- _Stated task_
Using the listing below, extract each line that has the word "чого" in it.

- _Data_
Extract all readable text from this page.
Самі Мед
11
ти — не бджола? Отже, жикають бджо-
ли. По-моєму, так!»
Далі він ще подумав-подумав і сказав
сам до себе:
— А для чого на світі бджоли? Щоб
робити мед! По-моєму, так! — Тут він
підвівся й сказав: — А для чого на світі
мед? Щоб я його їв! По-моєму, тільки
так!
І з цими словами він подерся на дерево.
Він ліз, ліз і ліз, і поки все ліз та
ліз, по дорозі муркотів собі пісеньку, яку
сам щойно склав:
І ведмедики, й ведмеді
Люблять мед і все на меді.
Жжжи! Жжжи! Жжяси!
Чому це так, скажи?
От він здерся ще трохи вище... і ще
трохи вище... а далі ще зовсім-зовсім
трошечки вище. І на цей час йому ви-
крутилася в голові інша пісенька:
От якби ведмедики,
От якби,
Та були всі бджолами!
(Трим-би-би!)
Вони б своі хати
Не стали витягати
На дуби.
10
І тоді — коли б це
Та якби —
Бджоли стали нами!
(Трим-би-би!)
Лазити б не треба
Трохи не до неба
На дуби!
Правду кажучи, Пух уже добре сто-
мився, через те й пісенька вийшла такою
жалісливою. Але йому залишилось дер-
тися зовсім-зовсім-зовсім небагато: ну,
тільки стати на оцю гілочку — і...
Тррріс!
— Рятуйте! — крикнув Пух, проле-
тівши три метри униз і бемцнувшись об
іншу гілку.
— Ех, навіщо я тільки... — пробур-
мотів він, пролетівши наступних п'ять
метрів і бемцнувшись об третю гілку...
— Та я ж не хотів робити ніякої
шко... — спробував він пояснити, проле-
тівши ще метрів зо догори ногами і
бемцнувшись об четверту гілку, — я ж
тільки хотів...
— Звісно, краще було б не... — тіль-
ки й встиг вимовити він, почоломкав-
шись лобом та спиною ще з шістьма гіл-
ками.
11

- _Solved problem_
— А для чого на світі бджоли? Щоб
підвівся й сказав: — А для чого на світі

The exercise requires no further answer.